>> start RECORDS SHOWN

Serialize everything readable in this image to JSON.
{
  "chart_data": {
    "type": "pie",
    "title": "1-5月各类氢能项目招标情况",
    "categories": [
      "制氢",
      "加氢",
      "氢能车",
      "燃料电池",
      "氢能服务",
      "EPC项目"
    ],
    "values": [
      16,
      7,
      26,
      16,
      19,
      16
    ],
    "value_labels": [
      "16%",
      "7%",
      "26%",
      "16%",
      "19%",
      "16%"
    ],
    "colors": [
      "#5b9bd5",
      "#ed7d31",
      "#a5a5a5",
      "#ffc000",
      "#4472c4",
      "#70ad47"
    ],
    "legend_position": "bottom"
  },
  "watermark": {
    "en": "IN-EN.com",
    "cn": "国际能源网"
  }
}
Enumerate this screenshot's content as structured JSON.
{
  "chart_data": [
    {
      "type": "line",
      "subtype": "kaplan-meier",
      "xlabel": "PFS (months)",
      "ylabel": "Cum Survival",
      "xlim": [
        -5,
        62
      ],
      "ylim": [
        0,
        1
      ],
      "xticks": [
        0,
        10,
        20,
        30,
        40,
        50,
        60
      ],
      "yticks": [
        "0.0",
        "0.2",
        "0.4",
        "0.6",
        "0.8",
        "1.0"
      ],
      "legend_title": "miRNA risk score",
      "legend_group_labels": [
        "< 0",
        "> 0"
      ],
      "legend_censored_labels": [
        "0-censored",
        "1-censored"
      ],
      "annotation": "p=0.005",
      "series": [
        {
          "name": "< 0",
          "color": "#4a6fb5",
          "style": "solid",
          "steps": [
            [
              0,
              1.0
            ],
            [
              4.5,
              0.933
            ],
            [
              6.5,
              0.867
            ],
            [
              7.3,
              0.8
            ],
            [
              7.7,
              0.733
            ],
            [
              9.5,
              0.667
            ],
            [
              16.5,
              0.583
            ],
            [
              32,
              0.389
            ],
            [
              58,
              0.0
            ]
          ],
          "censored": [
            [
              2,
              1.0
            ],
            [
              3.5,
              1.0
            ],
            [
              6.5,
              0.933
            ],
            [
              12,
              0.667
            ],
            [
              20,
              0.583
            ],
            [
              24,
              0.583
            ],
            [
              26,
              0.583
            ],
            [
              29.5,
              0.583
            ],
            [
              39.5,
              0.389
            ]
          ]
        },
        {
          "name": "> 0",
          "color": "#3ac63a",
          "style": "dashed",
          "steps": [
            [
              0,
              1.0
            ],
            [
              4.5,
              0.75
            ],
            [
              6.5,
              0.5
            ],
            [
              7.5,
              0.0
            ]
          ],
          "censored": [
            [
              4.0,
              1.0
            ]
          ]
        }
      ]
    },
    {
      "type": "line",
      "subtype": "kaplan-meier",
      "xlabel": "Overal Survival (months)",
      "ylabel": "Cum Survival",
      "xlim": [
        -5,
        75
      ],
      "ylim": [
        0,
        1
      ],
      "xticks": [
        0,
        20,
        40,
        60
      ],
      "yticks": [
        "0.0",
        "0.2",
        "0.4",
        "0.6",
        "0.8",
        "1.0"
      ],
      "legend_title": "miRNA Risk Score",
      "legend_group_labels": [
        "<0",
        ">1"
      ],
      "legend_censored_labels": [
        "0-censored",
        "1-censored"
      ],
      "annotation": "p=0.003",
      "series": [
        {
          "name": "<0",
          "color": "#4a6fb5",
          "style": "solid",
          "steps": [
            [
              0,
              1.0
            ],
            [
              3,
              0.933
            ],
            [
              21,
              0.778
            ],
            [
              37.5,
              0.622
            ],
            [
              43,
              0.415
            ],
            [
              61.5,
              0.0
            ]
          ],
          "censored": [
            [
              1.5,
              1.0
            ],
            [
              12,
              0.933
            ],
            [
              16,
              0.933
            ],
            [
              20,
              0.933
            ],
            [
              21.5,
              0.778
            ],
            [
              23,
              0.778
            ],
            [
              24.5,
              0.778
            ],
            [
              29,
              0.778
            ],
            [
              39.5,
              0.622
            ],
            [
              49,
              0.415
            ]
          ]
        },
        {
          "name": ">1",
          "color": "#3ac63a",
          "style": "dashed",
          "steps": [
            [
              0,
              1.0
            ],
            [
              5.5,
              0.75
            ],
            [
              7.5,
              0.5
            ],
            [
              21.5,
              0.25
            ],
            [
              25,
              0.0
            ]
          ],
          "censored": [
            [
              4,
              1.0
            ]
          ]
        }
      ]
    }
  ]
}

>> end RECORDS SHOWN

EXERCISE GOAL
Copy each entry exactly, with nothing added or dropped.

RESPONSE TO THE EXERCISE
Serialize everything readable in this image to JSON.
{
  "chart_data": {
    "type": "pie",
    "title": "1-5月各类氢能项目招标情况",
    "categories": [
      "制氢",
      "加氢",
      "氢能车",
      "燃料电池",
      "氢能服务",
      "EPC项目"
    ],
    "values": [
      16,
      7,
      26,
      16,
      19,
      16
    ],
    "value_labels": [
      "16%",
      "7%",
      "26%",
      "16%",
      "19%",
      "16%"
    ],
    "colors": [
      "#5b9bd5",
      "#ed7d31",
      "#a5a5a5",
      "#ffc000",
      "#4472c4",
      "#70ad47"
    ],
    "legend_position": "bottom"
  },
  "watermark": {
    "en": "IN-EN.com",
    "cn": "国际能源网"
  }
}
Enumerate this screenshot's content as structured JSON.
{
  "chart_data": [
    {
      "type": "line",
      "subtype": "kaplan-meier",
      "xlabel": "PFS (months)",
      "ylabel": "Cum Survival",
      "xlim": [
        -5,
        62
      ],
      "ylim": [
        0,
        1
      ],
      "xticks": [
        0,
        10,
        20,
        30,
        40,
        50,
        60
      ],
      "yticks": [
        "0.0",
        "0.2",
        "0.4",
        "0.6",
        "0.8",
        "1.0"
      ],
      "legend_title": "miRNA risk score",
      "legend_group_labels": [
        "< 0",
        "> 0"
      ],
      "legend_censored_labels": [
        "0-censored",
        "1-censored"
      ],
      "annotation": "p=0.005",
      "series": [
        {
          "name": "< 0",
          "color": "#4a6fb5",
          "style": "solid",
          "steps": [
            [
              0,
              1.0
            ],
            [
              4.5,
              0.933
            ],
            [
              6.5,
              0.867
            ],
            [
              7.3,
              0.8
            ],
            [
              7.7,
              0.733
            ],
            [
              9.5,
              0.667
            ],
            [
              16.5,
              0.583
            ],
            [
              32,
              0.389
            ],
            [
              58,
              0.0
            ]
          ],
          "censored": [
            [
              2,
              1.0
            ],
            [
              3.5,
              1.0
            ],
            [
              6.5,
              0.933
            ],
            [
              12,
              0.667
            ],
            [
              20,
              0.583
            ],
            [
              24,
              0.583
            ],
            [
              26,
              0.583
            ],
            [
              29.5,
              0.583
            ],
            [
              39.5,
              0.389
            ]
          ]
        },
        {
          "name": "> 0",
          "color": "#3ac63a",
          "style": "dashed",
          "steps": [
            [
              0,
              1.0
            ],
            [
              4.5,
              0.75
            ],
            [
              6.5,
              0.5
            ],
            [
              7.5,
              0.0
            ]
          ],
          "censored": [
            [
              4.0,
              1.0
            ]
          ]
        }
      ]
    },
    {
      "type": "line",
      "subtype": "kaplan-meier",
      "xlabel": "Overal Survival (months)",
      "ylabel": "Cum Survival",
      "xlim": [
        -5,
        75
      ],
      "ylim": [
        0,
        1
      ],
      "xticks": [
        0,
        20,
        40,
        60
      ],
      "yticks": [
        "0.0",
        "0.2",
        "0.4",
        "0.6",
        "0.8",
        "1.0"
      ],
      "legend_title": "miRNA Risk Score",
      "legend_group_labels": [
        "<0",
        ">1"
      ],
      "legend_censored_labels": [
        "0-censored",
        "1-censored"
      ],
      "annotation": "p=0.003",
      "series": [
        {
          "name": "<0",
          "color": "#4a6fb5",
          "style": "solid",
          "steps": [
            [
              0,
              1.0
            ],
            [
              3,
              0.933
            ],
            [
              21,
              0.778
            ],
            [
              37.5,
              0.622
            ],
            [
              43,
              0.415
            ],
            [
              61.5,
              0.0
            ]
          ],
          "censored": [
            [
              1.5,
              1.0
            ],
            [
              12,
              0.933
            ],
            [
              16,
              0.933
            ],
            [
              20,
              0.933
            ],
            [
              21.5,
              0.778
            ],
            [
              23,
              0.778
            ],
            [
              24.5,
              0.778
            ],
            [
              29,
              0.778
            ],
            [
              39.5,
              0.622
            ],
            [
              49,
              0.415
            ]
          ]
        },
        {
          "name": ">1",
          "color": "#3ac63a",
          "style": "dashed",
          "steps": [
            [
              0,
              1.0
            ],
            [
              5.5,
              0.75
            ],
            [
              7.5,
              0.5
            ],
            [
              21.5,
              0.25
            ],
            [
              25,
              0.0
            ]
          ],
          "censored": [
            [
              4,
              1.0
            ]
          ]
        }
      ]
    }
  ]
}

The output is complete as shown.